Task requirements: Here are records with pictures in them. Copy all of them exactly and leave the pictures out.

Data in this exercise:

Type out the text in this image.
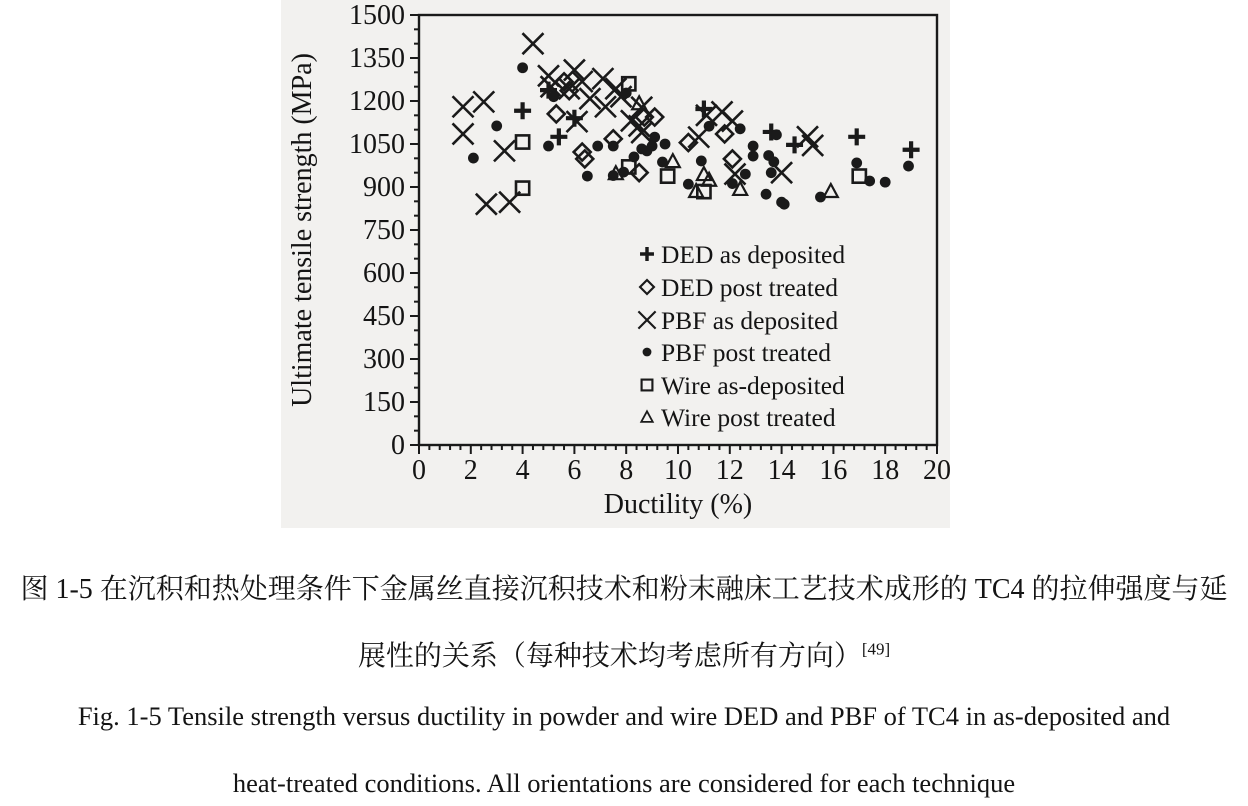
0 2 4 6 8 10 12 14 16 18 20
0
150
300
450
600
750
900
1050
1200
1350
1500
Ductility (%)
Ultimate tensile strength (MPa)	DED as deposited
DED post treated
PBF as deposited
PBF post treated
Wire as-deposited
Wire post treated
图 1-5 在沉积和热处理条件下金属丝直接沉积技术和粉末融床工艺技术成形的 TC4 的拉伸强度与延
展性的关系（每种技术均考虑所有方向）[49]
Fig. 1-5 Tensile strength versus ductility in powder and wire DED and PBF of TC4 in as-deposited and
heat-treated conditions. All orientations are considered for each technique
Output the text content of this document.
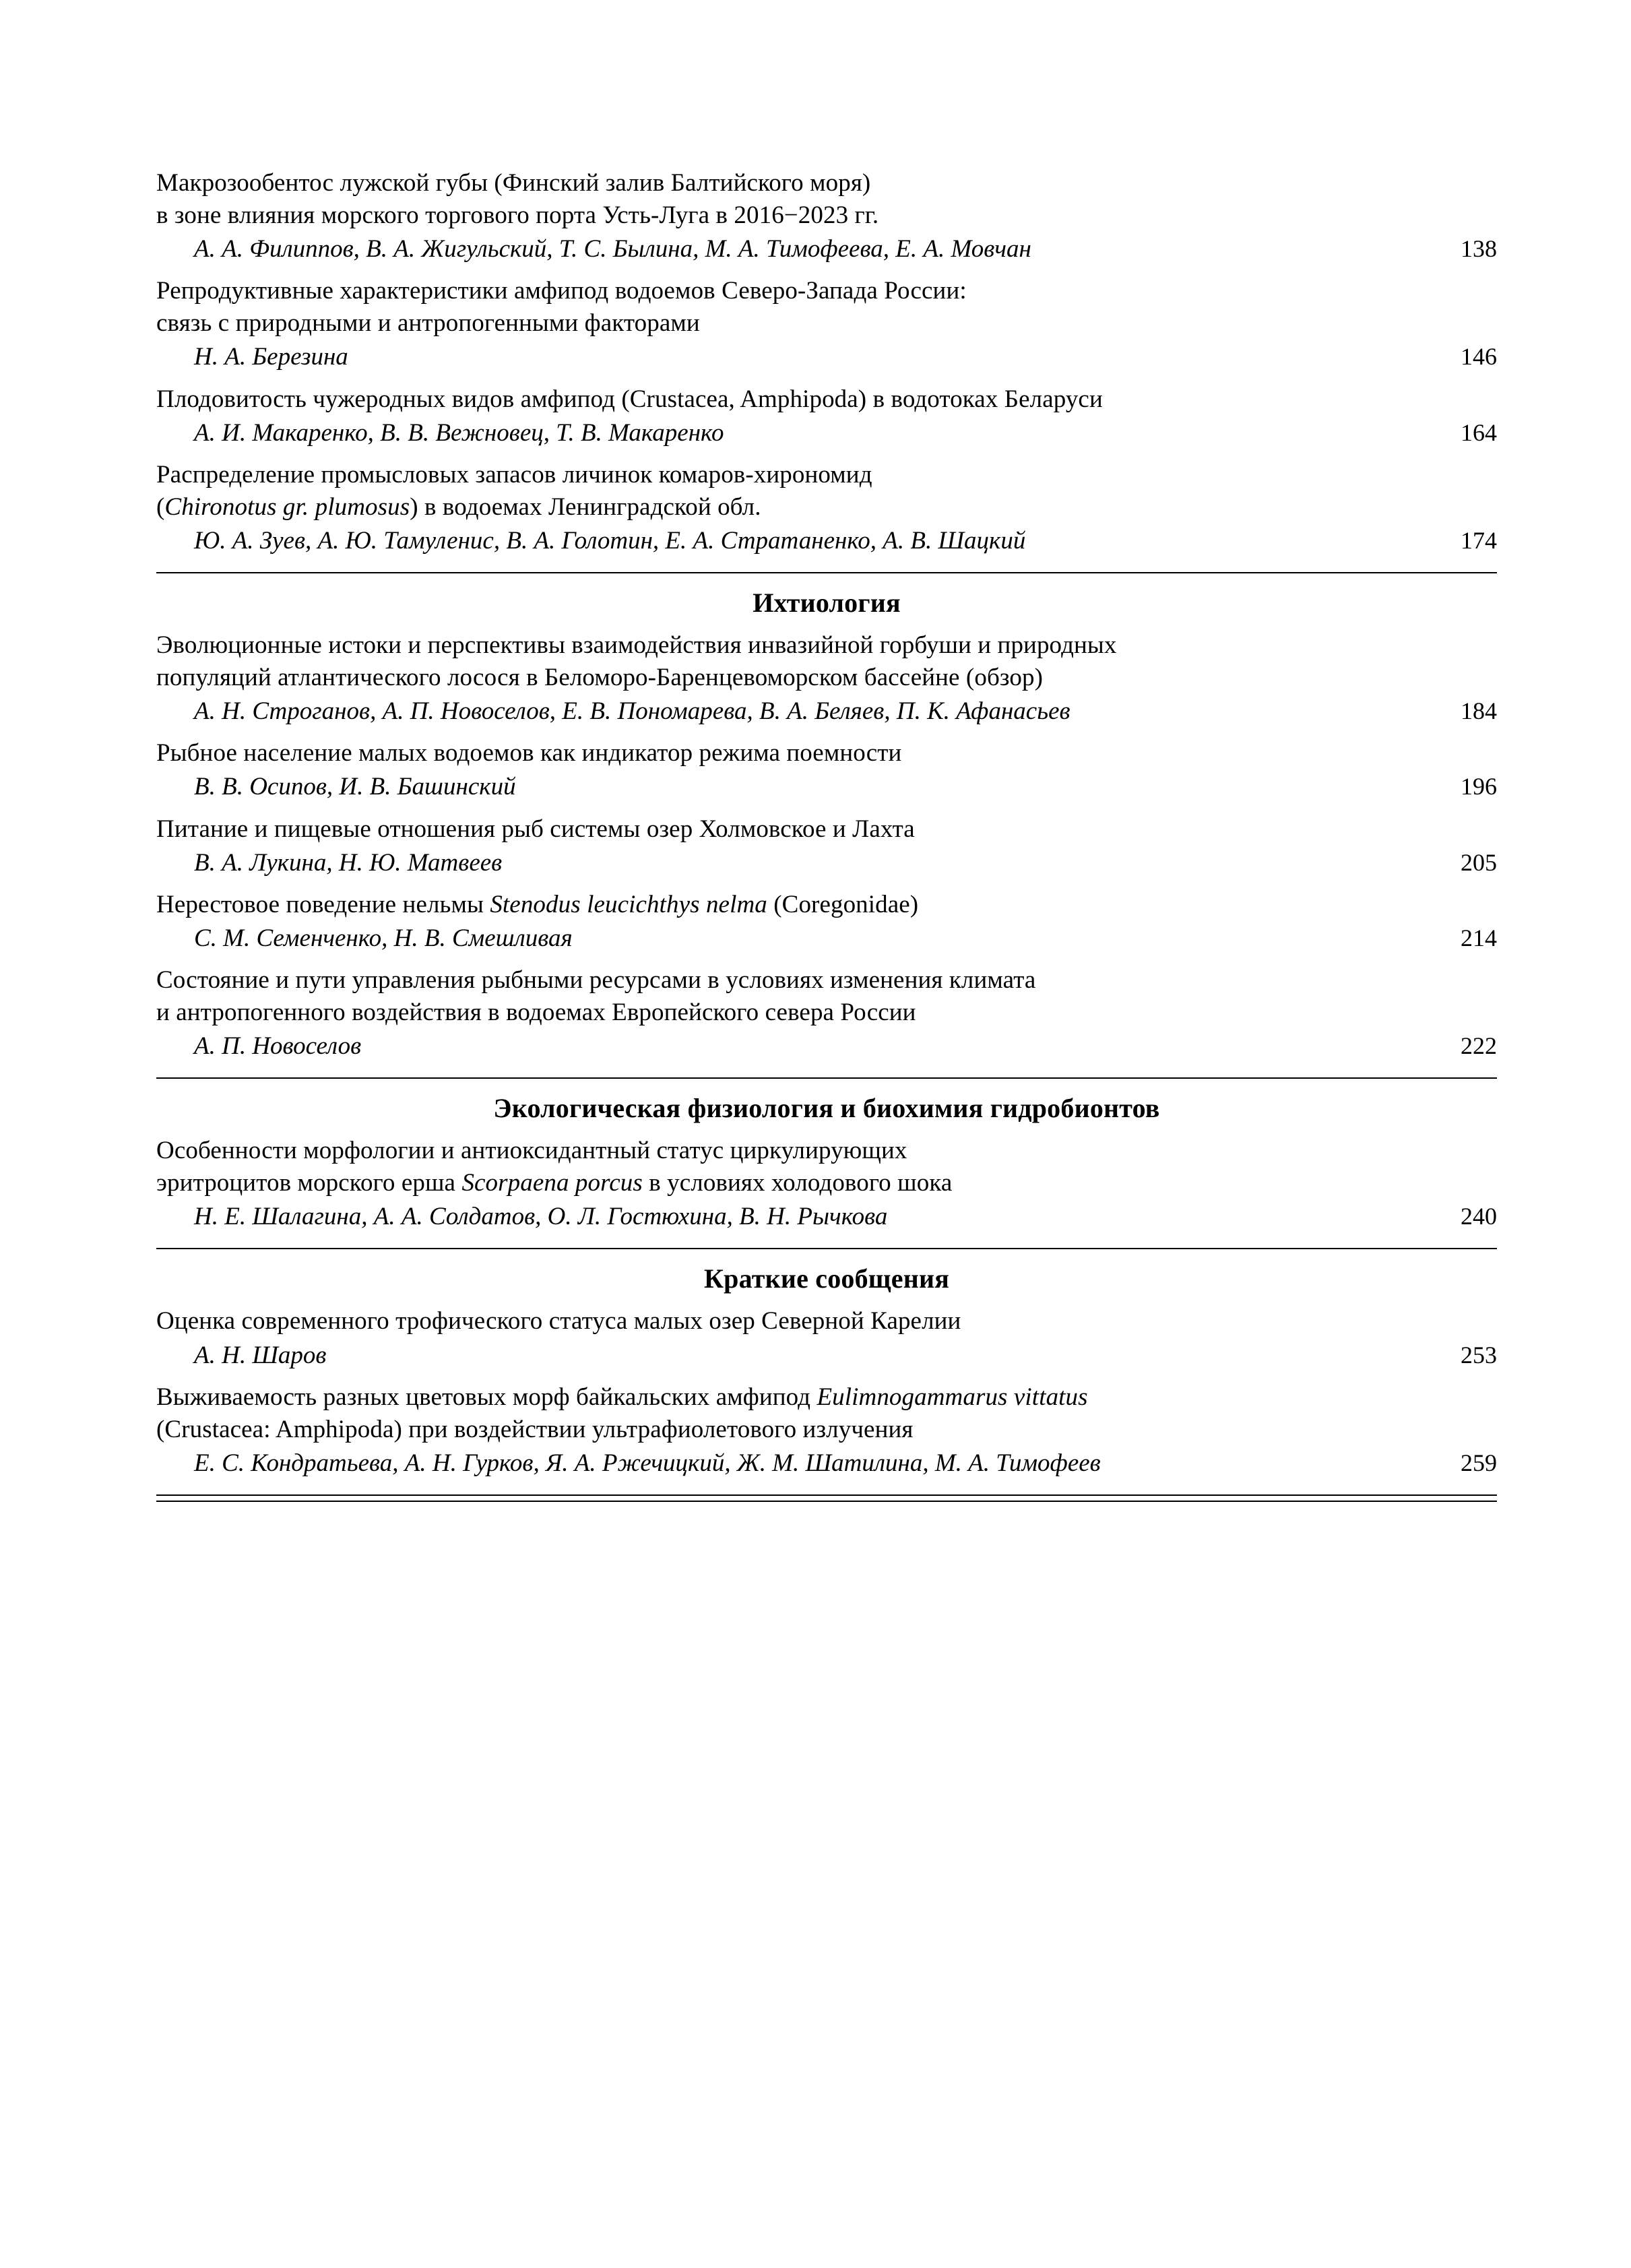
Макрозообентос лужской губы (Финский залив Балтийского моря)
в зоне влияния морского торгового порта Усть-Луга в 2016−2023 гг.
А. А. Филиппов, В. А. Жигульский, Т. С. Былина, М. А. Тимофеева, Е. А. Мовчан	138
Репродуктивные характеристики амфипод водоемов Северо-Запада России:
связь с природными и антропогенными факторами
Н. А. Березина	146
Плодовитость чужеродных видов амфипод (Crustacea, Amphipoda) в водотоках Беларуси
А. И. Макаренко, В. В. Вежновец, Т. В. Макаренко	164
Распределение промысловых запасов личинок комаров-хирономид
(Chironotus gr. plumosus) в водоемах Ленинградской обл.
Ю. А. Зуев, А. Ю. Тамуленис, В. А. Голотин, Е. А. Стратаненко, А. В. Шацкий	174
Ихтиология
Эволюционные истоки и перспективы взаимодействия инвазийной горбуши и природных
популяций атлантического лосося в Беломоро-Баренцевоморском бассейне (обзор)
А. Н. Строганов, А. П. Новоселов, Е. В. Пономарева, В. А. Беляев, П. К. Афанасьев	184
Рыбное население малых водоемов как индикатор режима поемности
В. В. Осипов, И. В. Башинский	196
Питание и пищевые отношения рыб системы озер Холмовское и Лахта
В. А. Лукина, Н. Ю. Матвеев	205
Нерестовое поведение нельмы Stenodus leucichthys nelma (Coregonidae)
С. М. Семенченко, Н. В. Смешливая	214
Состояние и пути управления рыбными ресурсами в условиях изменения климата
и антропогенного воздействия в водоемах Европейского севера России
А. П. Новоселов	222
Экологическая физиология и биохимия гидробионтов
Особенности морфологии и антиоксидантный статус циркулирующих
эритроцитов морского ерша Scorpaena porcus в условиях холодового шока
Н. Е. Шалагина, А. А. Солдатов, О. Л. Гостюхина, В. Н. Рычкова	240
Краткие сообщения
Оценка современного трофического статуса малых озер Северной Карелии
А. Н. Шаров	253
Выживаемость разных цветовых морф байкальских амфипод Eulimnogammarus vittatus
(Crustacea: Amphipoda) при воздействии ультрафиолетового излучения
Е. С. Кондратьева, А. Н. Гурков, Я. А. Ржечицкий, Ж. М. Шатилина, М. А. Тимофеев	259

Task output:
Type out the text in this image.
0 2 4 6 8 10 12 14 16 18 20
0
150
300
450
600
750
900
1050
1200
1350
1500
Ductility (%)
Ultimate tensile strength (MPa)	DED as deposited
DED post treated
PBF as deposited
PBF post treated
Wire as-deposited
Wire post treated
图 1-5 在沉积和热处理条件下金属丝直接沉积技术和粉末融床工艺技术成形的 TC4 的拉伸强度与延
展性的关系（每种技术均考虑所有方向）[49]
Fig. 1-5 Tensile strength versus ductility in powder and wire DED and PBF of TC4 in as-deposited and
heat-treated conditions. All orientations are considered for each technique
Output the text content of this document.
Макрозообентос лужской губы (Финский залив Балтийского моря)
в зоне влияния морского торгового порта Усть-Луга в 2016−2023 гг.
А. А. Филиппов, В. А. Жигульский, Т. С. Былина, М. А. Тимофеева, Е. А. Мовчан	138
Репродуктивные характеристики амфипод водоемов Северо-Запада России:
связь с природными и антропогенными факторами
Н. А. Березина	146
Плодовитость чужеродных видов амфипод (Crustacea, Amphipoda) в водотоках Беларуси
А. И. Макаренко, В. В. Вежновец, Т. В. Макаренко	164
Распределение промысловых запасов личинок комаров-хирономид
(Chironotus gr. plumosus) в водоемах Ленинградской обл.
Ю. А. Зуев, А. Ю. Тамуленис, В. А. Голотин, Е. А. Стратаненко, А. В. Шацкий	174
Ихтиология
Эволюционные истоки и перспективы взаимодействия инвазийной горбуши и природных
популяций атлантического лосося в Беломоро-Баренцевоморском бассейне (обзор)
А. Н. Строганов, А. П. Новоселов, Е. В. Пономарева, В. А. Беляев, П. К. Афанасьев	184
Рыбное население малых водоемов как индикатор режима поемности
В. В. Осипов, И. В. Башинский	196
Питание и пищевые отношения рыб системы озер Холмовское и Лахта
В. А. Лукина, Н. Ю. Матвеев	205
Нерестовое поведение нельмы Stenodus leucichthys nelma (Coregonidae)
С. М. Семенченко, Н. В. Смешливая	214
Состояние и пути управления рыбными ресурсами в условиях изменения климата
и антропогенного воздействия в водоемах Европейского севера России
А. П. Новоселов	222
Экологическая физиология и биохимия гидробионтов
Особенности морфологии и антиоксидантный статус циркулирующих
эритроцитов морского ерша Scorpaena porcus в условиях холодового шока
Н. Е. Шалагина, А. А. Солдатов, О. Л. Гостюхина, В. Н. Рычкова	240
Краткие сообщения
Оценка современного трофического статуса малых озер Северной Карелии
А. Н. Шаров	253
Выживаемость разных цветовых морф байкальских амфипод Eulimnogammarus vittatus
(Crustacea: Amphipoda) при воздействии ультрафиолетового излучения
Е. С. Кондратьева, А. Н. Гурков, Я. А. Ржечицкий, Ж. М. Шатилина, М. А. Тимофеев	259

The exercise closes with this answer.